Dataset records
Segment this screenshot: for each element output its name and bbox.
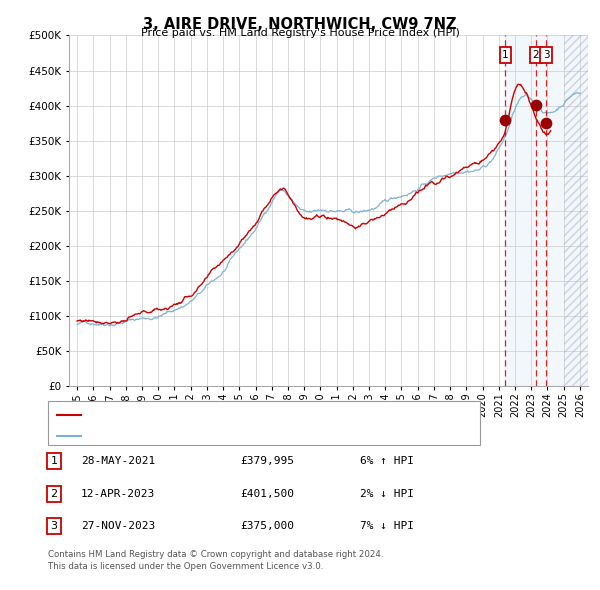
Point [531,100,541,109]
Text: Contains HM Land Registry data © Crown copyright and database right 2024.: Contains HM Land Registry data © Crown c… [48,550,383,559]
Text: 12-APR-2023: 12-APR-2023 [81,489,155,499]
Text: £379,995: £379,995 [240,457,294,466]
Text: £375,000: £375,000 [240,522,294,531]
Text: 27-NOV-2023: 27-NOV-2023 [81,522,155,531]
Text: Price paid vs. HM Land Registry's House Price Index (HPI): Price paid vs. HM Land Registry's House … [140,28,460,38]
Text: 7% ↓ HPI: 7% ↓ HPI [360,522,414,531]
Text: 2: 2 [532,50,539,60]
Text: This data is licensed under the Open Government Licence v3.0.: This data is licensed under the Open Gov… [48,562,323,571]
Text: 3, AIRE DRIVE, NORTHWICH, CW9 7NZ (detached house): 3, AIRE DRIVE, NORTHWICH, CW9 7NZ (detac… [85,411,379,420]
Text: 6% ↑ HPI: 6% ↑ HPI [360,457,414,466]
Text: 2% ↓ HPI: 2% ↓ HPI [360,489,414,499]
Text: 3: 3 [50,522,58,531]
Text: 1: 1 [50,457,58,466]
Text: 3, AIRE DRIVE, NORTHWICH, CW9 7NZ: 3, AIRE DRIVE, NORTHWICH, CW9 7NZ [143,17,457,31]
Text: 28-MAY-2021: 28-MAY-2021 [81,457,155,466]
Text: HPI: Average price, detached house, Cheshire West and Chester: HPI: Average price, detached house, Ches… [85,431,420,441]
Text: £401,500: £401,500 [240,489,294,499]
Point [541,119,551,128]
Point [500,115,510,124]
Bar [505,35,588,386]
Bar [563,35,588,386]
Text: 2: 2 [50,489,58,499]
Text: 1: 1 [502,50,509,60]
Text: 3: 3 [542,50,550,60]
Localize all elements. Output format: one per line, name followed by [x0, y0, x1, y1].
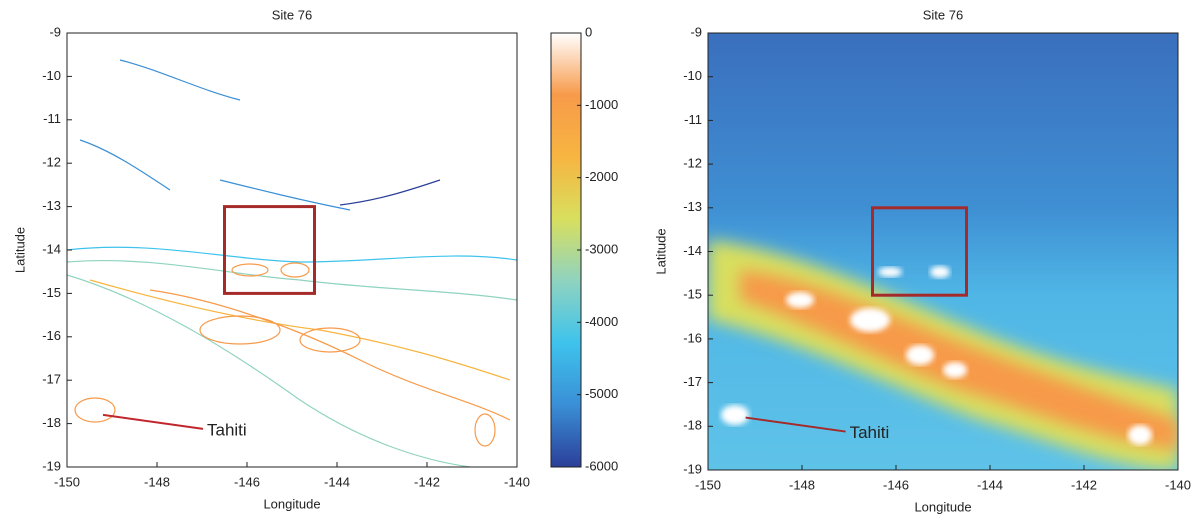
- colorbar-tick-label: 0: [585, 24, 592, 39]
- y-axis-label: Latitude: [12, 227, 27, 273]
- chart-title: Site 76: [923, 7, 963, 22]
- colorbar-tick-label: -2000: [585, 169, 618, 184]
- y-tick-label: -16: [683, 330, 702, 345]
- y-tick-label: -13: [683, 199, 702, 214]
- y-tick-label: -9: [690, 24, 702, 39]
- x-tick-label: -146: [234, 474, 260, 489]
- colorbar-tick-label: -1000: [585, 97, 618, 112]
- x-axis-label: Longitude: [263, 496, 320, 511]
- annotation-label: Tahiti: [850, 423, 890, 442]
- y-tick-label: -18: [42, 415, 61, 430]
- annotation-label: Tahiti: [207, 420, 247, 439]
- x-tick-label: -144: [977, 477, 1003, 492]
- x-tick-label: -140: [504, 474, 530, 489]
- y-tick-label: -18: [683, 418, 702, 433]
- highlight-box: [871, 206, 968, 297]
- x-tick-label: -144: [324, 474, 350, 489]
- y-axis-label: Latitude: [653, 228, 668, 274]
- y-tick-label: -16: [42, 328, 61, 343]
- x-tick-label: -142: [414, 474, 440, 489]
- chart-title: Site 76: [272, 7, 312, 22]
- y-tick-label: -12: [42, 155, 61, 170]
- colorbar: [550, 32, 582, 468]
- x-axis-label: Longitude: [914, 499, 971, 514]
- highlight-box: [223, 205, 316, 295]
- y-tick-label: -14: [42, 241, 61, 256]
- y-tick-label: -17: [42, 372, 61, 387]
- x-tick-label: -150: [54, 474, 80, 489]
- x-tick-label: -150: [695, 477, 721, 492]
- y-tick-label: -13: [42, 198, 61, 213]
- y-tick-label: -14: [683, 243, 702, 258]
- x-tick-label: -142: [1071, 477, 1097, 492]
- y-tick-label: -11: [684, 112, 702, 127]
- y-tick-label: -17: [683, 374, 702, 389]
- y-tick-label: -12: [683, 156, 702, 171]
- y-tick-label: -15: [683, 287, 702, 302]
- y-tick-label: -10: [683, 68, 702, 83]
- x-tick-label: -148: [789, 477, 815, 492]
- y-tick-label: -15: [42, 285, 61, 300]
- x-tick-label: -146: [883, 477, 909, 492]
- plot-frame: [66, 32, 518, 468]
- colorbar-tick-label: -5000: [585, 386, 618, 401]
- heatmap-field: [708, 33, 1178, 470]
- colorbar-tick-label: -4000: [585, 314, 618, 329]
- x-tick-label: -140: [1165, 477, 1191, 492]
- colorbar-tick-label: -3000: [585, 241, 618, 256]
- y-tick-label: -10: [42, 68, 61, 83]
- annotation-pointer: [745, 416, 846, 433]
- y-tick-label: -9: [49, 24, 61, 39]
- colorbar-tick-label: -6000: [585, 458, 618, 473]
- y-tick-label: -19: [42, 458, 61, 473]
- annotation-pointer: [102, 413, 204, 430]
- y-tick-label: -11: [43, 111, 61, 126]
- contour-field: [67, 59, 517, 467]
- x-tick-label: -148: [144, 474, 170, 489]
- y-tick-label: -19: [683, 461, 702, 476]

■ **WHAT IS REQUIRED**: Rewrite all of the material above, replacing every "annotation-label" with "callout-label" and leaving everything else unchanged. Omit the pictures.

■ **TASK OUTPUT**:
Segment this screenshot: for each element output its name and bbox.
Point [531,100,541,109]
Text: Contains HM Land Registry data © Crown copyright and database right 2024.: Contains HM Land Registry data © Crown c… [48,550,383,559]
Text: 12-APR-2023: 12-APR-2023 [81,489,155,499]
Text: £379,995: £379,995 [240,457,294,466]
Text: £375,000: £375,000 [240,522,294,531]
Text: 27-NOV-2023: 27-NOV-2023 [81,522,155,531]
Text: Price paid vs. HM Land Registry's House Price Index (HPI): Price paid vs. HM Land Registry's House … [140,28,460,38]
Text: 7% ↓ HPI: 7% ↓ HPI [360,522,414,531]
Text: 2: 2 [532,50,539,60]
Text: This data is licensed under the Open Government Licence v3.0.: This data is licensed under the Open Gov… [48,562,323,571]
Text: 3, AIRE DRIVE, NORTHWICH, CW9 7NZ (detached house): 3, AIRE DRIVE, NORTHWICH, CW9 7NZ (detac… [85,411,379,420]
Text: 6% ↑ HPI: 6% ↑ HPI [360,457,414,466]
Text: 2% ↓ HPI: 2% ↓ HPI [360,489,414,499]
Text: 3: 3 [50,522,58,531]
Text: 1: 1 [50,457,58,466]
Text: 3, AIRE DRIVE, NORTHWICH, CW9 7NZ: 3, AIRE DRIVE, NORTHWICH, CW9 7NZ [143,17,457,31]
Text: 28-MAY-2021: 28-MAY-2021 [81,457,155,466]
Text: HPI: Average price, detached house, Cheshire West and Chester: HPI: Average price, detached house, Ches… [85,431,420,441]
Text: £401,500: £401,500 [240,489,294,499]
Point [541,119,551,128]
Point [500,115,510,124]
Bar [505,35,588,386]
Bar [563,35,588,386]
Text: 2: 2 [50,489,58,499]
Text: 1: 1 [502,50,509,60]
Text: 3: 3 [542,50,550,60]
Localize all elements. Output format: one per line, name followed by [x0, y0, x1, y1].
- colorbar-tick-label: 0: [585, 24, 592, 39]
- y-axis-label: Latitude: [12, 227, 27, 273]
- chart-title: Site 76: [923, 7, 963, 22]
- colorbar-tick-label: -2000: [585, 169, 618, 184]
- y-tick-label: -16: [683, 330, 702, 345]
- y-tick-label: -13: [683, 199, 702, 214]
- y-tick-label: -9: [690, 24, 702, 39]
- x-tick-label: -146: [234, 474, 260, 489]
- colorbar-tick-label: -1000: [585, 97, 618, 112]
- x-axis-label: Longitude: [263, 496, 320, 511]
- callout-label: Tahiti: [850, 423, 890, 442]
- y-tick-label: -18: [42, 415, 61, 430]
- callout-label: Tahiti: [207, 420, 247, 439]
- x-tick-label: -144: [977, 477, 1003, 492]
- x-tick-label: -140: [504, 474, 530, 489]
- y-tick-label: -18: [683, 418, 702, 433]
- highlight-box: [871, 206, 968, 297]
- x-tick-label: -144: [324, 474, 350, 489]
- y-axis-label: Latitude: [653, 228, 668, 274]
- y-tick-label: -16: [42, 328, 61, 343]
- x-tick-label: -142: [414, 474, 440, 489]
- chart-title: Site 76: [272, 7, 312, 22]
- y-tick-label: -12: [42, 155, 61, 170]
- colorbar: [550, 32, 582, 468]
- x-axis-label: Longitude: [914, 499, 971, 514]
- highlight-box: [223, 205, 316, 295]
- y-tick-label: -14: [42, 241, 61, 256]
- y-tick-label: -17: [42, 372, 61, 387]
- x-tick-label: -150: [54, 474, 80, 489]
- x-tick-label: -150: [695, 477, 721, 492]
- y-tick-label: -13: [42, 198, 61, 213]
- y-tick-label: -14: [683, 243, 702, 258]
- x-tick-label: -142: [1071, 477, 1097, 492]
- y-tick-label: -11: [684, 112, 702, 127]
- y-tick-label: -17: [683, 374, 702, 389]
- y-tick-label: -12: [683, 156, 702, 171]
- y-tick-label: -15: [683, 287, 702, 302]
- y-tick-label: -10: [683, 68, 702, 83]
- x-tick-label: -148: [789, 477, 815, 492]
- y-tick-label: -15: [42, 285, 61, 300]
- x-tick-label: -146: [883, 477, 909, 492]
- plot-frame: [66, 32, 518, 468]
- colorbar-tick-label: -5000: [585, 386, 618, 401]
- heatmap-field: [708, 33, 1178, 470]
- colorbar-tick-label: -4000: [585, 314, 618, 329]
- x-tick-label: -140: [1165, 477, 1191, 492]
- colorbar-tick-label: -3000: [585, 241, 618, 256]
- y-tick-label: -10: [42, 68, 61, 83]
- annotation-pointer: [745, 416, 846, 433]
- y-tick-label: -9: [49, 24, 61, 39]
- colorbar-tick-label: -6000: [585, 458, 618, 473]
- y-tick-label: -19: [42, 458, 61, 473]
- annotation-pointer: [102, 413, 204, 430]
- y-tick-label: -11: [43, 111, 61, 126]
- contour-field: [67, 59, 517, 467]
- x-tick-label: -148: [144, 474, 170, 489]
- y-tick-label: -19: [683, 461, 702, 476]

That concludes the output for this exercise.